** Work to do **
Output the entries below exactly as written, omitting pictures.

=-=-=

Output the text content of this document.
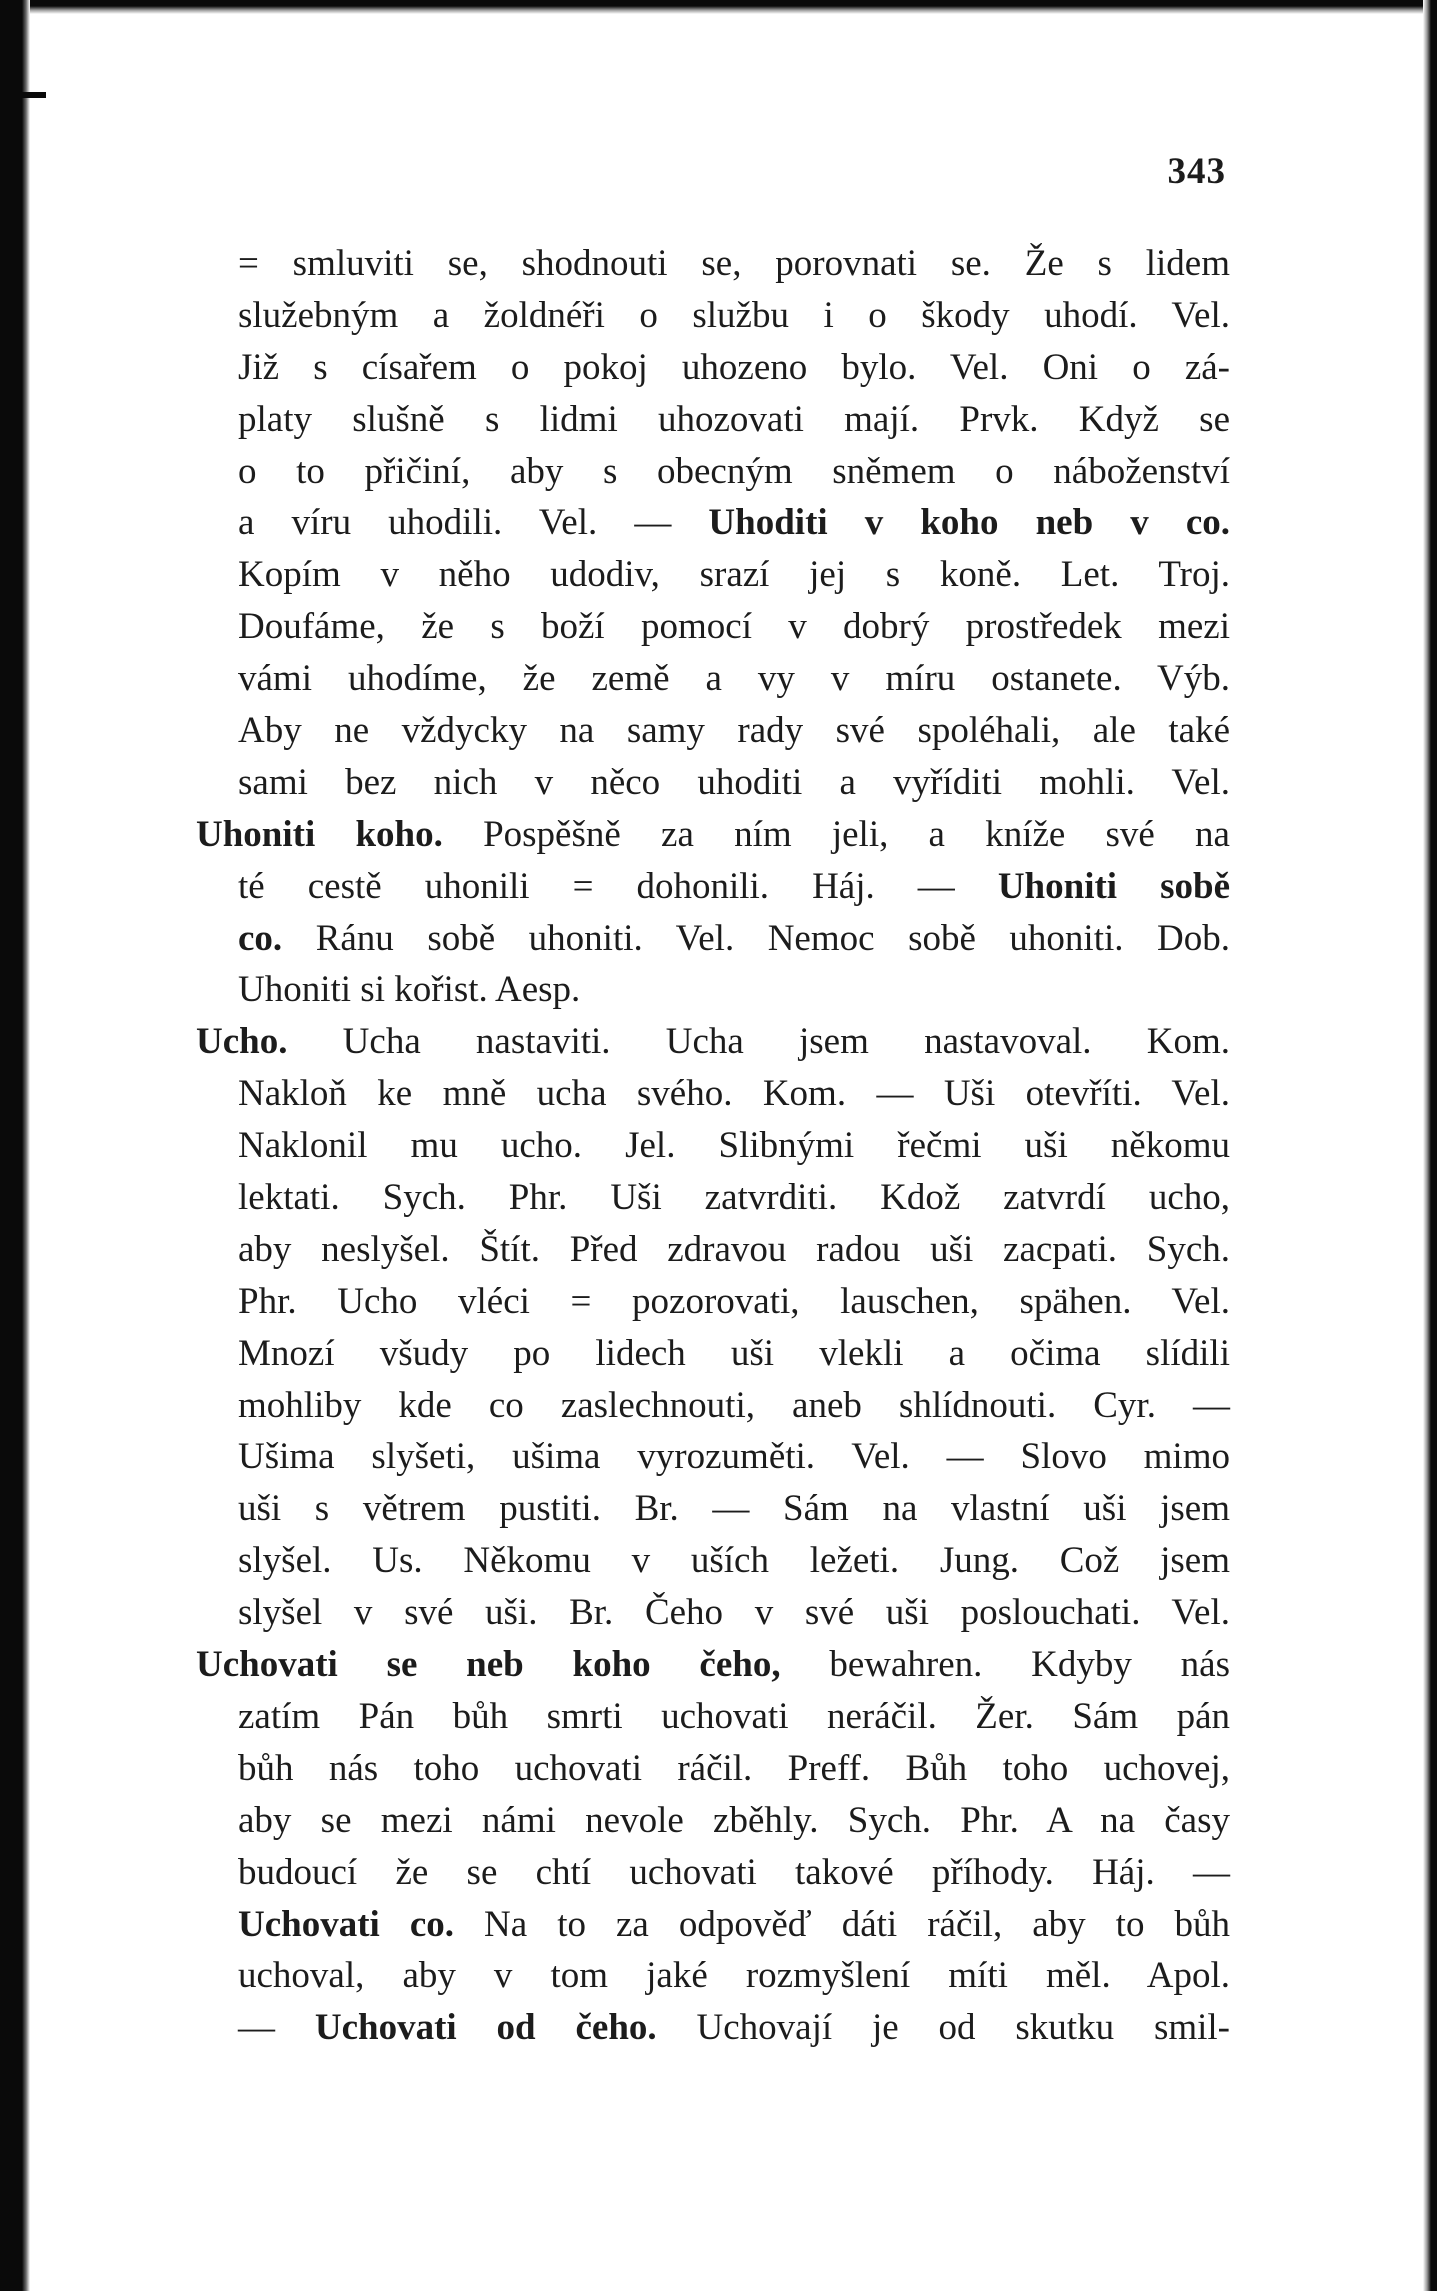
343
= smluviti se, shodnouti se, porovnati se. Že s lidem
služebným a žoldnéři o službu i o škody uhodí. Vel.
Již s císařem o pokoj uhozeno bylo. Vel. Oni o zá-
platy slušně s lidmi uhozovati mají. Prvk. Když se
o to přičiní, aby s obecným sněmem o náboženství
a víru uhodili. Vel. — Uhoditi v koho neb v co.
Kopím v něho udodiv, srazí jej s koně. Let. Troj.
Doufáme, že s boží pomocí v dobrý prostředek mezi
vámi uhodíme, že země a vy v míru ostanete. Výb.
Aby ne vždycky na samy rady své spoléhali, ale také
sami bez nich v něco uhoditi a vyříditi mohli. Vel.
Uhoniti koho. Pospěšně za ním jeli, a kníže své na
té cestě uhonili = dohonili. Háj. — Uhoniti sobě
co. Ránu sobě uhoniti. Vel. Nemoc sobě uhoniti. Dob.
Uhoniti si kořist. Aesp.
Ucho. Ucha nastaviti. Ucha jsem nastavoval. Kom.
Nakloň ke mně ucha svého. Kom. — Uši otevříti. Vel.
Naklonil mu ucho. Jel. Slibnými řečmi uši někomu
lektati. Sych. Phr. Uši zatvrditi. Kdož zatvrdí ucho,
aby neslyšel. Štít. Před zdravou radou uši zacpati. Sych.
Phr. Ucho vléci = pozorovati, lauschen, spähen. Vel.
Mnozí všudy po lidech uši vlekli a očima slídili
mohliby kde co zaslechnouti, aneb shlídnouti. Cyr. —
Ušima slyšeti, ušima vyrozuměti. Vel. — Slovo mimo
uši s větrem pustiti. Br. — Sám na vlastní uši jsem
slyšel. Us. Někomu v uších ležeti. Jung. Což jsem
slyšel v své uši. Br. Čeho v své uši poslouchati. Vel.
Uchovati se neb koho čeho, bewahren. Kdyby nás
zatím Pán bůh smrti uchovati neráčil. Žer. Sám pán
bůh nás toho uchovati ráčil. Preff. Bůh toho uchovej,
aby se mezi námi nevole zběhly. Sych. Phr. A na časy
budoucí že se chtí uchovati takové příhody. Háj. —
Uchovati co. Na to za odpověď dáti ráčil, aby to bůh
uchoval, aby v tom jaké rozmyšlení míti měl. Apol.
— Uchovati od čeho. Uchovají je od skutku smil-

=-=-=

** Answer to the problem **
Output the text content of this document.
343
= smluviti se, shodnouti se, porovnati se. Že s lidem
služebným a žoldnéři o službu i o škody uhodí. Vel.
Již s císařem o pokoj uhozeno bylo. Vel. Oni o zá-
platy slušně s lidmi uhozovati mají. Prvk. Když se
o to přičiní, aby s obecným sněmem o náboženství
a víru uhodili. Vel. — Uhoditi v koho neb v co.
Kopím v něho udodiv, srazí jej s koně. Let. Troj.
Doufáme, že s boží pomocí v dobrý prostředek mezi
vámi uhodíme, že země a vy v míru ostanete. Výb.
Aby ne vždycky na samy rady své spoléhali, ale také
sami bez nich v něco uhoditi a vyříditi mohli. Vel.
Uhoniti koho. Pospěšně za ním jeli, a kníže své na
té cestě uhonili = dohonili. Háj. — Uhoniti sobě
co. Ránu sobě uhoniti. Vel. Nemoc sobě uhoniti. Dob.
Uhoniti si kořist. Aesp.
Ucho. Ucha nastaviti. Ucha jsem nastavoval. Kom.
Nakloň ke mně ucha svého. Kom. — Uši otevříti. Vel.
Naklonil mu ucho. Jel. Slibnými řečmi uši někomu
lektati. Sych. Phr. Uši zatvrditi. Kdož zatvrdí ucho,
aby neslyšel. Štít. Před zdravou radou uši zacpati. Sych.
Phr. Ucho vléci = pozorovati, lauschen, spähen. Vel.
Mnozí všudy po lidech uši vlekli a očima slídili
mohliby kde co zaslechnouti, aneb shlídnouti. Cyr. —
Ušima slyšeti, ušima vyrozuměti. Vel. — Slovo mimo
uši s větrem pustiti. Br. — Sám na vlastní uši jsem
slyšel. Us. Někomu v uších ležeti. Jung. Což jsem
slyšel v své uši. Br. Čeho v své uši poslouchati. Vel.
Uchovati se neb koho čeho, bewahren. Kdyby nás
zatím Pán bůh smrti uchovati neráčil. Žer. Sám pán
bůh nás toho uchovati ráčil. Preff. Bůh toho uchovej,
aby se mezi námi nevole zběhly. Sych. Phr. A na časy
budoucí že se chtí uchovati takové příhody. Háj. —
Uchovati co. Na to za odpověď dáti ráčil, aby to bůh
uchoval, aby v tom jaké rozmyšlení míti měl. Apol.
— Uchovati od čeho. Uchovají je od skutku smil-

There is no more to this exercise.